What you have to do:
In the listing below, count the lines containing the string "circle" and state only the number.

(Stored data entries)
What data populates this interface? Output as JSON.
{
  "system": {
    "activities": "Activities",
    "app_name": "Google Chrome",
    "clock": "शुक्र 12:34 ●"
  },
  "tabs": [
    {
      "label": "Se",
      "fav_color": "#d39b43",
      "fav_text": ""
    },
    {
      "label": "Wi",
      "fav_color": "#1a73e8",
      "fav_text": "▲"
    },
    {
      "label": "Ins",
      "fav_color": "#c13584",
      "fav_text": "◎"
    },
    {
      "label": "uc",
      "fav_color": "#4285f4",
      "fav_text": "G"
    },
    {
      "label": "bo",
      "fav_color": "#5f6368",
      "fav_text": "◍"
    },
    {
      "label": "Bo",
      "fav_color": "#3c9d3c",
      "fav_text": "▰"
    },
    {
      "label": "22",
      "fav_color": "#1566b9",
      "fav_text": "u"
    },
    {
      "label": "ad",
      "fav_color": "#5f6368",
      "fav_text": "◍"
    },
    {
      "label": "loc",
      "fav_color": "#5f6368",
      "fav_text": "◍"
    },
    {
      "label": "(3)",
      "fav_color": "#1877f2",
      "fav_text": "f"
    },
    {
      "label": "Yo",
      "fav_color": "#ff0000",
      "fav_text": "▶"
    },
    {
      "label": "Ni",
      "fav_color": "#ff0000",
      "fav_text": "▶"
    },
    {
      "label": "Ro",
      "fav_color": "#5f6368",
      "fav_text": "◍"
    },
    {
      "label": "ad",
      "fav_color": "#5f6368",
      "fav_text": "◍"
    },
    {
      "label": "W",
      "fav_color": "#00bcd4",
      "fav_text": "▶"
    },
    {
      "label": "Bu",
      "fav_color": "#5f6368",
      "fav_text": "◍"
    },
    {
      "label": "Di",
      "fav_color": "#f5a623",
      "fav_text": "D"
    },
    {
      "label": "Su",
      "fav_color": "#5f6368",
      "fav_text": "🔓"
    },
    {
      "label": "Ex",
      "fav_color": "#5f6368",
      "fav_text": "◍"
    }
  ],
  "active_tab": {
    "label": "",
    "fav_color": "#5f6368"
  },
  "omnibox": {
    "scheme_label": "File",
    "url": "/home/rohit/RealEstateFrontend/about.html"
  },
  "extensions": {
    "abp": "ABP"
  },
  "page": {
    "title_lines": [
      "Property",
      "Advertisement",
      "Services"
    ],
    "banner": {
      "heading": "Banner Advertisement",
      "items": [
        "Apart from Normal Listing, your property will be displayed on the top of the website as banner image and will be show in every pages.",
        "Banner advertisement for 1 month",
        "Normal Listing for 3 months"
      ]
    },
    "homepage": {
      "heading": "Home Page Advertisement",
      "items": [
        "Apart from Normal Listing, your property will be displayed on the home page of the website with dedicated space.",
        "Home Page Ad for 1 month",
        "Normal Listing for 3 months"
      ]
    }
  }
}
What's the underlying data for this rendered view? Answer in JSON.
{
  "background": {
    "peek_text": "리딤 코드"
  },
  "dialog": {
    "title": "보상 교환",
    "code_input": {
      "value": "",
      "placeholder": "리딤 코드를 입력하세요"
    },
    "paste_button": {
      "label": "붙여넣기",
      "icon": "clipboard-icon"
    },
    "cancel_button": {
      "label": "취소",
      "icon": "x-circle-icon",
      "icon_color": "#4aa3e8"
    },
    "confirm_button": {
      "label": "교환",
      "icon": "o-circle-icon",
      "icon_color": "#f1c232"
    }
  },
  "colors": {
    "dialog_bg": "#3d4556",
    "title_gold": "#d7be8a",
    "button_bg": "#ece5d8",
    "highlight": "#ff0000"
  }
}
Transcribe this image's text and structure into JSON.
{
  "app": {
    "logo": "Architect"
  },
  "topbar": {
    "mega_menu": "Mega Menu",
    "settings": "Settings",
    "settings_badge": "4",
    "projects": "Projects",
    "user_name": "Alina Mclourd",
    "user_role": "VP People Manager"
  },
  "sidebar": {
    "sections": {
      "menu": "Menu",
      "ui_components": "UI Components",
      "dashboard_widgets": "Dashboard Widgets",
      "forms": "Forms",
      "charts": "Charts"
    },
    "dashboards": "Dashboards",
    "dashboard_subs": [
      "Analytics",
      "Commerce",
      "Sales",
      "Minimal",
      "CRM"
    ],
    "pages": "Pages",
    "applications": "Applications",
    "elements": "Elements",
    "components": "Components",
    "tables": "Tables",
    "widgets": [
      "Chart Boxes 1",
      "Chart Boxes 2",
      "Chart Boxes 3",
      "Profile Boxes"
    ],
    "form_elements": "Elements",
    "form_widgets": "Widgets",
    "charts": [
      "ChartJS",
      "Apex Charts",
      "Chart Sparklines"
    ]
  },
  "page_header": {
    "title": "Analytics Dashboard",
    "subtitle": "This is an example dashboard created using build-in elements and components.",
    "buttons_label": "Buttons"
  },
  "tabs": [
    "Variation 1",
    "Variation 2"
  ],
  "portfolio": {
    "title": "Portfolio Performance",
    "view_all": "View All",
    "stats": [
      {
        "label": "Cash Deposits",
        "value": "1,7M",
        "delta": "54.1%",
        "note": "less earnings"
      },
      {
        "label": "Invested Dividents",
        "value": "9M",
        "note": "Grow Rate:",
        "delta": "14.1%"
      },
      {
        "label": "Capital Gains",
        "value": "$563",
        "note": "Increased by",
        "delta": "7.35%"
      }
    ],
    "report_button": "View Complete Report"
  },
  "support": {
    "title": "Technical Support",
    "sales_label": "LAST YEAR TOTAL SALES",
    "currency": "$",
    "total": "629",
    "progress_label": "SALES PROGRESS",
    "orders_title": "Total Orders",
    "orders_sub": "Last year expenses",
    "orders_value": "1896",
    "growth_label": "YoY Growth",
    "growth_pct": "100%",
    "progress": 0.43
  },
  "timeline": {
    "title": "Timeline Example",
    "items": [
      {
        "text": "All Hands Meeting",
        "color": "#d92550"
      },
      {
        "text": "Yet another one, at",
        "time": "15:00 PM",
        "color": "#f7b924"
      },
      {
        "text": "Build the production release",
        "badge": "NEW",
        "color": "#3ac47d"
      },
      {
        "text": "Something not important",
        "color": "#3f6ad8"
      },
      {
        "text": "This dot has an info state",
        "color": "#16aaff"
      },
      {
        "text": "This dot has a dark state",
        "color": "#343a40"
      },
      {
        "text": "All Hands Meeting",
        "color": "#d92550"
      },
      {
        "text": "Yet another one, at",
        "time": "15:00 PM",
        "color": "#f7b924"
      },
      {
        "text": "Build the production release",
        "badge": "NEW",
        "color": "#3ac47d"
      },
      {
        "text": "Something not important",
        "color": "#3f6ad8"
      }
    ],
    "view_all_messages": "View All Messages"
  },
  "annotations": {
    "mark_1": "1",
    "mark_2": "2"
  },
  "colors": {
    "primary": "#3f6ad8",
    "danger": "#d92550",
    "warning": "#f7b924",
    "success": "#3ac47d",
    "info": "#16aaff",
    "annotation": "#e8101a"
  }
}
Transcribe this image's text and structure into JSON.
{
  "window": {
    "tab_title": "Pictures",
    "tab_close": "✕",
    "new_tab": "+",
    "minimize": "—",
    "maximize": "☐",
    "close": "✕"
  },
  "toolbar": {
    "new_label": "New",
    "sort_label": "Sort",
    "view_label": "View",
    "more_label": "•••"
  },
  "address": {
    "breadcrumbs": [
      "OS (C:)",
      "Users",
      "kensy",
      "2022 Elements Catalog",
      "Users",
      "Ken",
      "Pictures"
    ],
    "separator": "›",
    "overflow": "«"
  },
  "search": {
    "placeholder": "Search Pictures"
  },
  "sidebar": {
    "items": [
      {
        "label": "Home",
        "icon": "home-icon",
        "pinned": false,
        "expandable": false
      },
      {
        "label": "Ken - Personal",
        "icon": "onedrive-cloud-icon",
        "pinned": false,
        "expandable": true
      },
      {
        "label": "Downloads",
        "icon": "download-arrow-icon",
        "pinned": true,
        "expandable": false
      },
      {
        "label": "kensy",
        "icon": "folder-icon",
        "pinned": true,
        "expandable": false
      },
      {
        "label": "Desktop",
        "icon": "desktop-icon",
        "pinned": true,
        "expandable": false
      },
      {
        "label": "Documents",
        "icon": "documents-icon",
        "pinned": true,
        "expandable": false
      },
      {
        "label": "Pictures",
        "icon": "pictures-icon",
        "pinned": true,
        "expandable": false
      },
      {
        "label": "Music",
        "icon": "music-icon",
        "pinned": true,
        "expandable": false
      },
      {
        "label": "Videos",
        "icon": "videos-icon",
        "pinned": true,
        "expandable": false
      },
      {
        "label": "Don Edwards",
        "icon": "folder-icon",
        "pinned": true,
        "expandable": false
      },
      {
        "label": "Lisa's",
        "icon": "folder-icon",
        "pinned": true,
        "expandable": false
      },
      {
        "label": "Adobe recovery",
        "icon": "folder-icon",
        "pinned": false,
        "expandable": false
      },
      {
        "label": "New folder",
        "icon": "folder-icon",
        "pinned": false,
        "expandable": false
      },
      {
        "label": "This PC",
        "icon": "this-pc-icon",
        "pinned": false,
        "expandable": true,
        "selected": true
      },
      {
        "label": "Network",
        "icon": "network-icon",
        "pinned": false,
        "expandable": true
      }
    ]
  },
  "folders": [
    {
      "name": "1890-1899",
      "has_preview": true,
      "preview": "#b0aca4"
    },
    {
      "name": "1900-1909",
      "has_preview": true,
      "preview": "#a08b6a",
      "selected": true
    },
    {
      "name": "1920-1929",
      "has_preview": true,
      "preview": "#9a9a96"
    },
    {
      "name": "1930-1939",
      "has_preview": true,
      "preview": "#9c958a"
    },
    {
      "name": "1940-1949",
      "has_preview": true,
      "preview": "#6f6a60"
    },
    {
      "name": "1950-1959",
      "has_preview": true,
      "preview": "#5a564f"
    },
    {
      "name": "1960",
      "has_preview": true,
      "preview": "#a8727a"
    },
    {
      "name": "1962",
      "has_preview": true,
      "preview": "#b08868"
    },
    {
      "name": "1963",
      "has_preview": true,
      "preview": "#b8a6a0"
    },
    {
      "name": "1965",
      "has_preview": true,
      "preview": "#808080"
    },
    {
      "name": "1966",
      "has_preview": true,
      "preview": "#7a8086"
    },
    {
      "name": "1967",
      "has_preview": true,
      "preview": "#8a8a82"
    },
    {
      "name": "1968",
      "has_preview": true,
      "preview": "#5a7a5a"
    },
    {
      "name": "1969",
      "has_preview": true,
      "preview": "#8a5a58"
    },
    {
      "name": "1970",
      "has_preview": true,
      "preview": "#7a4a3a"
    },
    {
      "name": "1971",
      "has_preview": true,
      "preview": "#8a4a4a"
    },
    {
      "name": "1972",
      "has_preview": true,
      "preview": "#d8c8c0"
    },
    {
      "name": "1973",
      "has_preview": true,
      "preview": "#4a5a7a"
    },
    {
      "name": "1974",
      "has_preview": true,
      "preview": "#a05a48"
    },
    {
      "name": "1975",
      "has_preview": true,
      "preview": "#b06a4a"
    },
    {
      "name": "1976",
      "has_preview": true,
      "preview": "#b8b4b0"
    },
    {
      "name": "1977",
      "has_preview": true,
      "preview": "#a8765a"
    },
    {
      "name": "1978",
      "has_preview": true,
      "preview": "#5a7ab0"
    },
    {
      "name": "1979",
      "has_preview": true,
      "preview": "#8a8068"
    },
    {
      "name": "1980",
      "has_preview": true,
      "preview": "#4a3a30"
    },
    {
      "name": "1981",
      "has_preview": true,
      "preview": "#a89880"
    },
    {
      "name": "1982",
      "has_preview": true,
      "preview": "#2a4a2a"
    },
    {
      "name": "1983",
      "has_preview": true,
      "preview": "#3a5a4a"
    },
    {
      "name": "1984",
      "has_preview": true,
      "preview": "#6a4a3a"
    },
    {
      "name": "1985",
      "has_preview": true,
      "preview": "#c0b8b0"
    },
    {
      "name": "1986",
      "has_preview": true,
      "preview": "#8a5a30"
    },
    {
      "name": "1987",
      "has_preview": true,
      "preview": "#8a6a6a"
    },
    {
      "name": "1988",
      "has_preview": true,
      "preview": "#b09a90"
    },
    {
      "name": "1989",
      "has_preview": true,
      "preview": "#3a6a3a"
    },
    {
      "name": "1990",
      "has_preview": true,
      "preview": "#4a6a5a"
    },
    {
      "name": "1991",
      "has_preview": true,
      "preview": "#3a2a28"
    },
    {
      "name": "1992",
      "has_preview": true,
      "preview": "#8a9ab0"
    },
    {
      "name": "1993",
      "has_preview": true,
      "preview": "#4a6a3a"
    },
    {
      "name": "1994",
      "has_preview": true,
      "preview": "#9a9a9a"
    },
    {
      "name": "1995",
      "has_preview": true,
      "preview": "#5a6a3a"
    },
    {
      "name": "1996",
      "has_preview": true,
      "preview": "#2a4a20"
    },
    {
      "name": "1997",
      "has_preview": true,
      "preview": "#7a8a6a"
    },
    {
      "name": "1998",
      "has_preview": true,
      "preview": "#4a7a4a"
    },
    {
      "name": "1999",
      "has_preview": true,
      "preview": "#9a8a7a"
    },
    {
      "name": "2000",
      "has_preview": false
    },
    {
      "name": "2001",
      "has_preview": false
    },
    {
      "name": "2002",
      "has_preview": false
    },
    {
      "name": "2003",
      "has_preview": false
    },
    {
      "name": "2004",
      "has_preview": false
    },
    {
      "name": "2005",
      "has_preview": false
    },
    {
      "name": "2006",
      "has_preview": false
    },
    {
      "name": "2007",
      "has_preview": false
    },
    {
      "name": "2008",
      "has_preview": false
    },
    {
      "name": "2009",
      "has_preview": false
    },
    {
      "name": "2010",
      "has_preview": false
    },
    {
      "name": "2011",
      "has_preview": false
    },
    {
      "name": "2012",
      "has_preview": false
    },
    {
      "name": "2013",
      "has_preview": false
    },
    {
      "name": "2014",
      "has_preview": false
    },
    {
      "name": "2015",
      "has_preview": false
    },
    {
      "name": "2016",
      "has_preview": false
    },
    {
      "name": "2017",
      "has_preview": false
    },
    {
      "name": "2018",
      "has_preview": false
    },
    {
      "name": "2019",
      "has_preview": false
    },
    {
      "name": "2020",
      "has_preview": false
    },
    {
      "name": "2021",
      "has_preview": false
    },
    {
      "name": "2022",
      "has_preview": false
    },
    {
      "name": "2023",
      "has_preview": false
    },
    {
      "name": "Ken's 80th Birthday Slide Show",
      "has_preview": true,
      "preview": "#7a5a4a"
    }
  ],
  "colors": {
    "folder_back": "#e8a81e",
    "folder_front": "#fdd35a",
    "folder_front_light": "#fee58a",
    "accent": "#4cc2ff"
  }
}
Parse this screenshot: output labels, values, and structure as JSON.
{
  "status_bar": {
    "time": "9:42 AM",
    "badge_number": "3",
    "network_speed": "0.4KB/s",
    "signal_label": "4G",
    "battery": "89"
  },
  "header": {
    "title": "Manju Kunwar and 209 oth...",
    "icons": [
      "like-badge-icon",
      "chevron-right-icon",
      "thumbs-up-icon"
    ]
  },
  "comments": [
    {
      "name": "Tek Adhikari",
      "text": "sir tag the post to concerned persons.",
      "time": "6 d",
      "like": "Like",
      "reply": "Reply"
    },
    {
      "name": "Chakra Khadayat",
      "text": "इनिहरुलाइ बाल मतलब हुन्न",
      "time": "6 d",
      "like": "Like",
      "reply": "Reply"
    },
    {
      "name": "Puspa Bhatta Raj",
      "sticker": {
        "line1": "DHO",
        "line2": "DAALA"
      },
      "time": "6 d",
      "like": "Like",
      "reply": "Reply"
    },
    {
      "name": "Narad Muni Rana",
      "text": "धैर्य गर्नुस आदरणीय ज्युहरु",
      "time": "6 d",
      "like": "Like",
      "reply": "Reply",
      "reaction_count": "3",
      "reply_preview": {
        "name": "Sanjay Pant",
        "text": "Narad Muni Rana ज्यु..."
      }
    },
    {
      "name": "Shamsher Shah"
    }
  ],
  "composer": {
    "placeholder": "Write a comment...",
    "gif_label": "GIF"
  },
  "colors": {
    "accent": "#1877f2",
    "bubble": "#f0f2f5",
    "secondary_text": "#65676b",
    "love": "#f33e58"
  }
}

Response to this exercise:
2